**Aim**: In the material below, find how many lines contain the string "Share". Write only that number.

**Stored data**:

····················

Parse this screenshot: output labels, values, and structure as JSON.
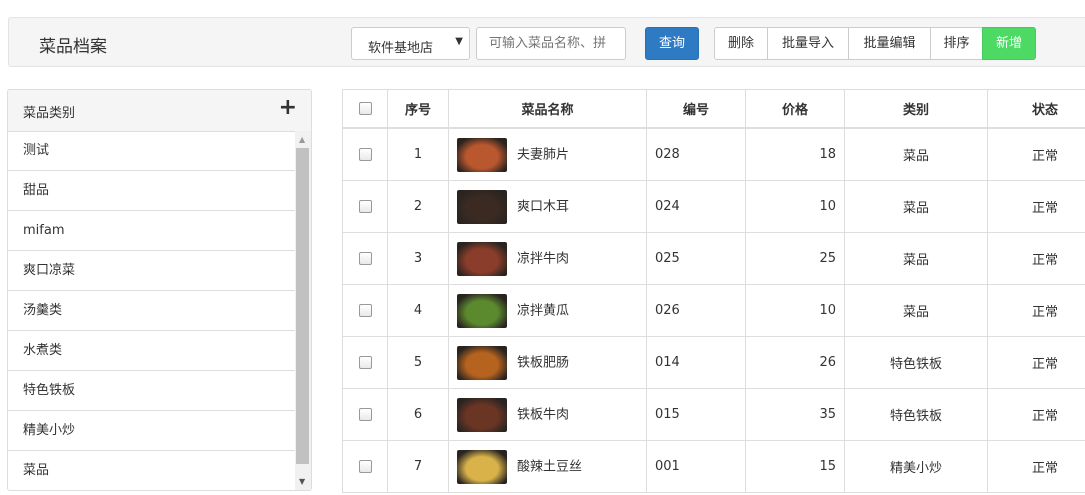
{
  "header": {
    "title": "菜品档案",
    "store_select": "软件基地店",
    "search_placeholder": "可输入菜品名称、拼",
    "btn_query": "查询",
    "btn_delete": "删除",
    "btn_import": "批量导入",
    "btn_batch_edit": "批量编辑",
    "btn_sort": "排序",
    "btn_add": "新增"
  },
  "sidebar": {
    "title": "菜品类别",
    "add_icon": "plus-icon",
    "items": [
      "测试",
      "甜品",
      "mifam",
      "爽口凉菜",
      "汤羹类",
      "水煮类",
      "特色铁板",
      "精美小炒",
      "菜品"
    ]
  },
  "table": {
    "columns": [
      "序号",
      "菜品名称",
      "编号",
      "价格",
      "类别",
      "状态"
    ],
    "rows": [
      {
        "seq": "1",
        "name": "夫妻肺片",
        "code": "028",
        "price": "18",
        "type": "菜品",
        "status": "正常",
        "color": "#b9572f"
      },
      {
        "seq": "2",
        "name": "爽口木耳",
        "code": "024",
        "price": "10",
        "type": "菜品",
        "status": "正常",
        "color": "#3a2a22"
      },
      {
        "seq": "3",
        "name": "凉拌牛肉",
        "code": "025",
        "price": "25",
        "type": "菜品",
        "status": "正常",
        "color": "#8a3d2a"
      },
      {
        "seq": "4",
        "name": "凉拌黄瓜",
        "code": "026",
        "price": "10",
        "type": "菜品",
        "status": "正常",
        "color": "#5b8a2e"
      },
      {
        "seq": "5",
        "name": "铁板肥肠",
        "code": "014",
        "price": "26",
        "type": "特色铁板",
        "status": "正常",
        "color": "#b5631f"
      },
      {
        "seq": "6",
        "name": "铁板牛肉",
        "code": "015",
        "price": "35",
        "type": "特色铁板",
        "status": "正常",
        "color": "#6b3524"
      },
      {
        "seq": "7",
        "name": "酸辣土豆丝",
        "code": "001",
        "price": "15",
        "type": "精美小炒",
        "status": "正常",
        "color": "#d9b34a"
      }
    ]
  }
}
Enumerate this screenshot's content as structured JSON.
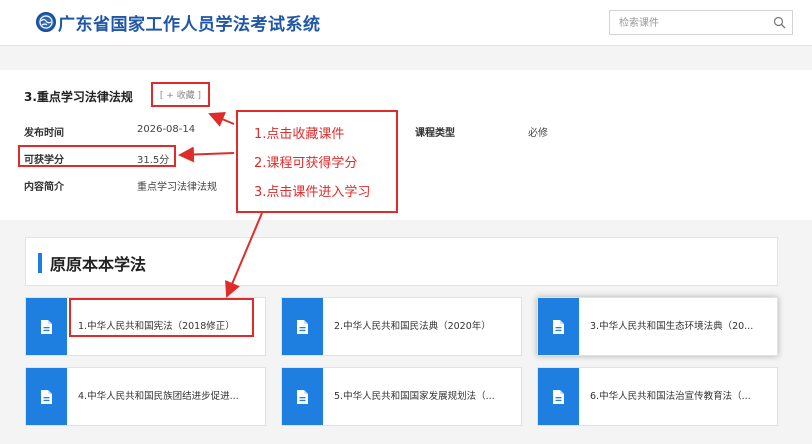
{
  "header": {
    "site_title": "广东省国家工作人员学法考试系统",
    "logo_icon": "globe-logo-icon",
    "search_placeholder": "检索课件",
    "search_icon": "search-icon"
  },
  "course": {
    "title": "3.重点学习法律法规",
    "favorite_label": "[ + 收藏 ]",
    "fields": {
      "publish_time_label": "发布时间",
      "publish_time_value": "2026-08-14",
      "credit_label": "可获学分",
      "credit_value": "31.5分",
      "summary_label": "内容简介",
      "summary_value": "重点学习法律法规",
      "type_label": "课程类型",
      "type_value": "必修"
    }
  },
  "annotations": [
    "1.点击收藏课件",
    "2.课程可获得学分",
    "3.点击课件进入学习"
  ],
  "section": {
    "title": "原原本本学法"
  },
  "courseware": [
    {
      "title": "1.中华人民共和国宪法（2018修正）"
    },
    {
      "title": "2.中华人民共和国民法典（2020年）"
    },
    {
      "title": "3.中华人民共和国生态环境法典（20..."
    },
    {
      "title": "4.中华人民共和国民族团结进步促进..."
    },
    {
      "title": "5.中华人民共和国国家发展规划法（..."
    },
    {
      "title": "6.中华人民共和国法治宣传教育法（..."
    }
  ],
  "colors": {
    "brand_blue": "#1f56a6",
    "accent_blue": "#1f7fe0",
    "annotation_red": "#e02b2b"
  }
}
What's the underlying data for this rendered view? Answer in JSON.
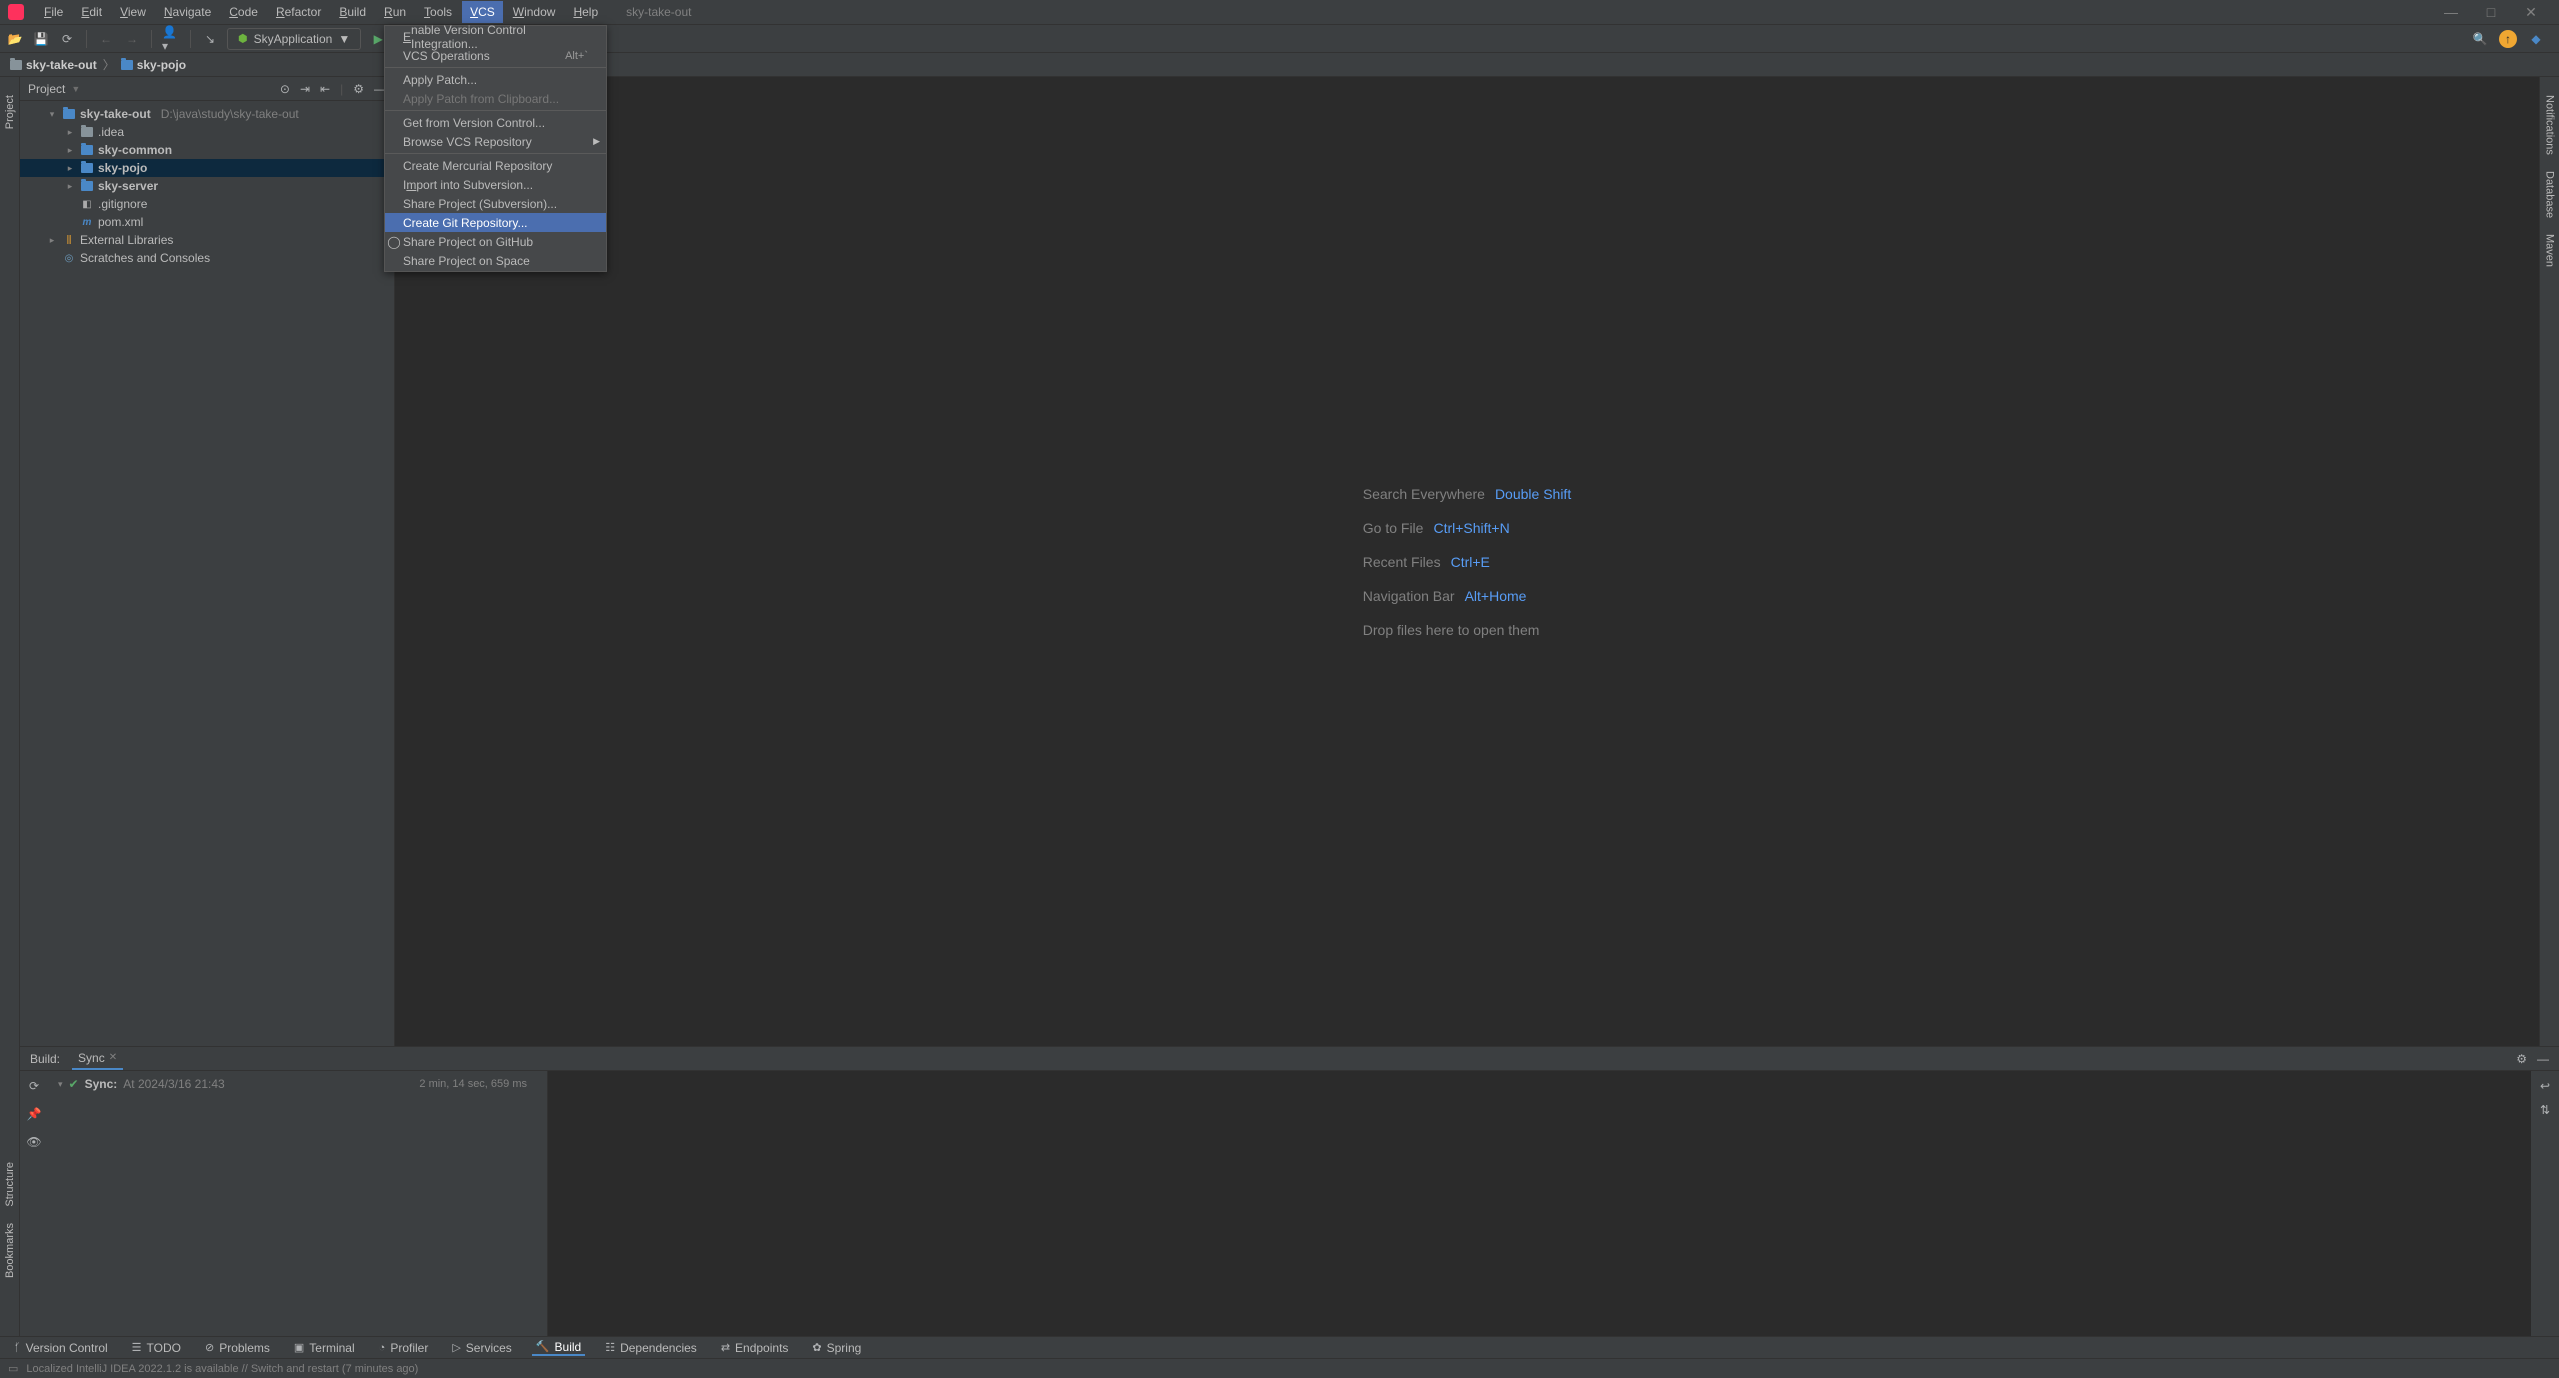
{
  "title": {
    "project": "sky-take-out"
  },
  "menu": [
    "File",
    "Edit",
    "View",
    "Navigate",
    "Code",
    "Refactor",
    "Build",
    "Run",
    "Tools",
    "VCS",
    "Window",
    "Help"
  ],
  "menu_active": "VCS",
  "window_controls": {
    "min": "—",
    "max": "□",
    "close": "✕"
  },
  "toolbar": {
    "run_config": "SkyApplication",
    "dropdown_arrow": "▼"
  },
  "breadcrumbs": [
    {
      "name": "sky-take-out"
    },
    {
      "name": "sky-pojo"
    }
  ],
  "projectPanel": {
    "title": "Project",
    "tree": {
      "root": {
        "name": "sky-take-out",
        "path": "D:\\java\\study\\sky-take-out"
      },
      "children": [
        {
          "name": ".idea",
          "type": "folder"
        },
        {
          "name": "sky-common",
          "type": "module",
          "bold": true
        },
        {
          "name": "sky-pojo",
          "type": "module",
          "bold": true,
          "selected": true
        },
        {
          "name": "sky-server",
          "type": "module",
          "bold": true
        },
        {
          "name": ".gitignore",
          "type": "file"
        },
        {
          "name": "pom.xml",
          "type": "maven"
        }
      ],
      "extLib": "External Libraries",
      "scratches": "Scratches and Consoles"
    }
  },
  "vcsMenu": [
    {
      "label": "Enable Version Control Integration...",
      "u": 0
    },
    {
      "label": "VCS Operations",
      "shortcut": "Alt+`"
    },
    {
      "sep": true
    },
    {
      "label": "Apply Patch..."
    },
    {
      "label": "Apply Patch from Clipboard...",
      "disabled": true
    },
    {
      "sep": true
    },
    {
      "label": "Get from Version Control..."
    },
    {
      "label": "Browse VCS Repository",
      "submenu": true
    },
    {
      "sep": true
    },
    {
      "label": "Create Mercurial Repository"
    },
    {
      "label": "Import into Subversion...",
      "u": 1
    },
    {
      "label": "Share Project (Subversion)..."
    },
    {
      "label": "Create Git Repository...",
      "highlighted": true
    },
    {
      "label": "Share Project on GitHub",
      "icon": "github"
    },
    {
      "label": "Share Project on Space"
    }
  ],
  "placeholder": [
    {
      "label": "Search Everywhere",
      "key": "Double Shift"
    },
    {
      "label": "Go to File",
      "key": "Ctrl+Shift+N"
    },
    {
      "label": "Recent Files",
      "key": "Ctrl+E"
    },
    {
      "label": "Navigation Bar",
      "key": "Alt+Home"
    },
    {
      "label": "Drop files here to open them",
      "key": ""
    }
  ],
  "rightGutter": [
    "Notifications",
    "Database",
    "Maven"
  ],
  "leftGutter": {
    "top": "Project",
    "bottom": [
      "Structure",
      "Bookmarks"
    ]
  },
  "buildPanel": {
    "header_label": "Build:",
    "tab": "Sync",
    "sync_label": "Sync:",
    "sync_time": "At 2024/3/16 21:43",
    "duration": "2 min, 14 sec, 659 ms"
  },
  "bottomBar": [
    {
      "icon": "branch",
      "label": "Version Control"
    },
    {
      "icon": "list",
      "label": "TODO"
    },
    {
      "icon": "warn",
      "label": "Problems"
    },
    {
      "icon": "terminal",
      "label": "Terminal"
    },
    {
      "icon": "profiler",
      "label": "Profiler"
    },
    {
      "icon": "play",
      "label": "Services"
    },
    {
      "icon": "hammer",
      "label": "Build",
      "active": true
    },
    {
      "icon": "layers",
      "label": "Dependencies"
    },
    {
      "icon": "endpoints",
      "label": "Endpoints"
    },
    {
      "icon": "spring",
      "label": "Spring"
    }
  ],
  "statusBar": {
    "message": "Localized IntelliJ IDEA 2022.1.2 is available // Switch and restart (7 minutes ago)"
  }
}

····················

**Solution to the problem**: 3